### What to produce
Reproduce the data that follows in its entirety, character for character.

(Source data)
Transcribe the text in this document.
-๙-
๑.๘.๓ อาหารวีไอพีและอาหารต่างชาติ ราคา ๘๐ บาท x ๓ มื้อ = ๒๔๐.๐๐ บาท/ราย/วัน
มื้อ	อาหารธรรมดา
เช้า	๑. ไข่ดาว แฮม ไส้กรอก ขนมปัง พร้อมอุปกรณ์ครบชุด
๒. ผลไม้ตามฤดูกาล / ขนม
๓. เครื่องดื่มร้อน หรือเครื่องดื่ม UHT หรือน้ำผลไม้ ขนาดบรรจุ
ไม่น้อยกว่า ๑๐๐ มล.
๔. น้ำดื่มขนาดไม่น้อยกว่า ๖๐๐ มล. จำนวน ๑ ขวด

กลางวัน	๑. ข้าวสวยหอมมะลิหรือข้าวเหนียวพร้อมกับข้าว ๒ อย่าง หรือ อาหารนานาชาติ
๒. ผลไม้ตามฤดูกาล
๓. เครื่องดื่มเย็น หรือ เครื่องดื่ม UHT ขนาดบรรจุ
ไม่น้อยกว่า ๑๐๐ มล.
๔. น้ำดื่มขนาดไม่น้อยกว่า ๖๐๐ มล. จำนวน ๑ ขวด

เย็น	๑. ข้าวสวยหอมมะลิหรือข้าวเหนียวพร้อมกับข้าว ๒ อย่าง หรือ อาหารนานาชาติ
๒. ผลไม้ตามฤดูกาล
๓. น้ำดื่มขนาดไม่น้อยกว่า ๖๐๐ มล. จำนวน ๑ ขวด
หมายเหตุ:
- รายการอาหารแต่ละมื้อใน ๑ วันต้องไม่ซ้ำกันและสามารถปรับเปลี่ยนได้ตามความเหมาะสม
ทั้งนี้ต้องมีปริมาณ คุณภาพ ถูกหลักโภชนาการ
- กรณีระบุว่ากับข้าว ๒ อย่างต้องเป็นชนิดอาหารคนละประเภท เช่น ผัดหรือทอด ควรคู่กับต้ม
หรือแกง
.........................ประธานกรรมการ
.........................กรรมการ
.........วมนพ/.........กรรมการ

### Solution
Transcribe the text in this document.
-๙-
๑.๘.๓ อาหารวีไอพีและอาหารต่างชาติ ราคา ๘๐ บาท x ๓ มื้อ = ๒๔๐.๐๐ บาท/ราย/วัน
มื้อ	อาหารธรรมดา
เช้า	๑. ไข่ดาว แฮม ไส้กรอก ขนมปัง พร้อมอุปกรณ์ครบชุด
๒. ผลไม้ตามฤดูกาล / ขนม
๓. เครื่องดื่มร้อน หรือเครื่องดื่ม UHT หรือน้ำผลไม้ ขนาดบรรจุ
ไม่น้อยกว่า ๑๐๐ มล.
๔. น้ำดื่มขนาดไม่น้อยกว่า ๖๐๐ มล. จำนวน ๑ ขวด

กลางวัน	๑. ข้าวสวยหอมมะลิหรือข้าวเหนียวพร้อมกับข้าว ๒ อย่าง หรือ อาหารนานาชาติ
๒. ผลไม้ตามฤดูกาล
๓. เครื่องดื่มเย็น หรือ เครื่องดื่ม UHT ขนาดบรรจุ
ไม่น้อยกว่า ๑๐๐ มล.
๔. น้ำดื่มขนาดไม่น้อยกว่า ๖๐๐ มล. จำนวน ๑ ขวด

เย็น	๑. ข้าวสวยหอมมะลิหรือข้าวเหนียวพร้อมกับข้าว ๒ อย่าง หรือ อาหารนานาชาติ
๒. ผลไม้ตามฤดูกาล
๓. น้ำดื่มขนาดไม่น้อยกว่า ๖๐๐ มล. จำนวน ๑ ขวด
หมายเหตุ:
- รายการอาหารแต่ละมื้อใน ๑ วันต้องไม่ซ้ำกันและสามารถปรับเปลี่ยนได้ตามความเหมาะสม
ทั้งนี้ต้องมีปริมาณ คุณภาพ ถูกหลักโภชนาการ
- กรณีระบุว่ากับข้าว ๒ อย่างต้องเป็นชนิดอาหารคนละประเภท เช่น ผัดหรือทอด ควรคู่กับต้ม
หรือแกง
.........................ประธานกรรมการ
.........................กรรมการ
.........วมนพ/.........กรรมการ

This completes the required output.